> [Exercise data]
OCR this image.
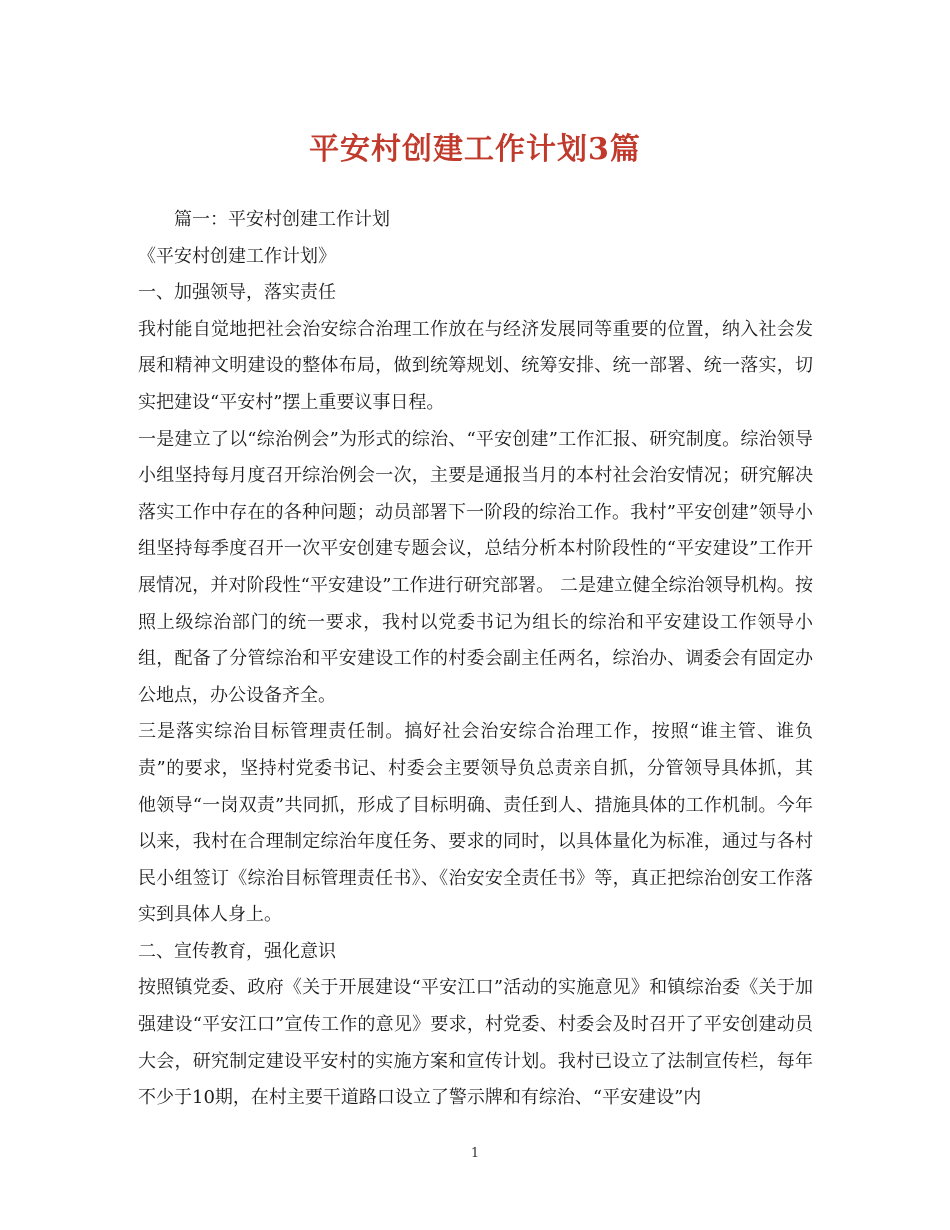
平安村创建工作计划3篇

篇一：平安村创建工作计划

《平安村创建工作计划》

一、加强领导，落实责任

我村能自觉地把社会治安综合治理工作放在与经济发展同等重要的位置，纳入社会发展和精神文明建设的整体布局，做到统筹规划、统筹安排、统一部署、统一落实，切实把建设“平安村”摆上重要议事日程。

一是建立了以“综治例会”为形式的综治、“平安创建”工作汇报、研究制度。综治领导小组坚持每月度召开综治例会一次，主要是通报当月的本村社会治安情况；研究解决落实工作中存在的各种问题；动员部署下一阶段的综治工作。我村”平安创建”领导小组坚持每季度召开一次平安创建专题会议，总结分析本村阶段性的“平安建设”工作开展情况，并对阶段性“平安建设”工作进行研究部署。 二是建立健全综治领导机构。按照上级综治部门的统一要求，我村以党委书记为组长的综治和平安建设工作领导小组，配备了分管综治和平安建设工作的村委会副主任两名，综治办、调委会有固定办公地点，办公设备齐全。

三是落实综治目标管理责任制。搞好社会治安综合治理工作，按照“谁主管、谁负责”的要求，坚持村党委书记、村委会主要领导负总责亲自抓，分管领导具体抓，其他领导“一岗双责”共同抓，形成了目标明确、责任到人、措施具体的工作机制。今年以来，我村在合理制定综治年度任务、要求的同时，以具体量化为标准，通过与各村民小组签订《综治目标管理责任书》、《治安安全责任书》等，真正把综治创安工作落实到具体人身上。

二、宣传教育，强化意识

按照镇党委、政府《关于开展建设“平安江口”活动的实施意见》和镇综治委《关于加强建设“平安江口”宣传工作的意见》要求，村党委、村委会及时召开了平安创建动员大会，研究制定建设平安村的实施方案和宣传计划。我村已设立了法制宣传栏，每年不少于10期，在村主要干道路口设立了警示牌和有综治、“平安建设”内

1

> [Exercise goal] Retype each record exactly as it stands, but do not include the pictures.

> [Answer to this problem]
OCR this image.
平安村创建工作计划3篇

篇一：平安村创建工作计划

《平安村创建工作计划》

一、加强领导，落实责任

我村能自觉地把社会治安综合治理工作放在与经济发展同等重要的位置，纳入社会发展和精神文明建设的整体布局，做到统筹规划、统筹安排、统一部署、统一落实，切实把建设“平安村”摆上重要议事日程。

一是建立了以“综治例会”为形式的综治、“平安创建”工作汇报、研究制度。综治领导小组坚持每月度召开综治例会一次，主要是通报当月的本村社会治安情况；研究解决落实工作中存在的各种问题；动员部署下一阶段的综治工作。我村”平安创建”领导小组坚持每季度召开一次平安创建专题会议，总结分析本村阶段性的“平安建设”工作开展情况，并对阶段性“平安建设”工作进行研究部署。 二是建立健全综治领导机构。按照上级综治部门的统一要求，我村以党委书记为组长的综治和平安建设工作领导小组，配备了分管综治和平安建设工作的村委会副主任两名，综治办、调委会有固定办公地点，办公设备齐全。

三是落实综治目标管理责任制。搞好社会治安综合治理工作，按照“谁主管、谁负责”的要求，坚持村党委书记、村委会主要领导负总责亲自抓，分管领导具体抓，其他领导“一岗双责”共同抓，形成了目标明确、责任到人、措施具体的工作机制。今年以来，我村在合理制定综治年度任务、要求的同时，以具体量化为标准，通过与各村民小组签订《综治目标管理责任书》、《治安安全责任书》等，真正把综治创安工作落实到具体人身上。

二、宣传教育，强化意识

按照镇党委、政府《关于开展建设“平安江口”活动的实施意见》和镇综治委《关于加强建设“平安江口”宣传工作的意见》要求，村党委、村委会及时召开了平安创建动员大会，研究制定建设平安村的实施方案和宣传计划。我村已设立了法制宣传栏，每年不少于10期，在村主要干道路口设立了警示牌和有综治、“平安建设”内

1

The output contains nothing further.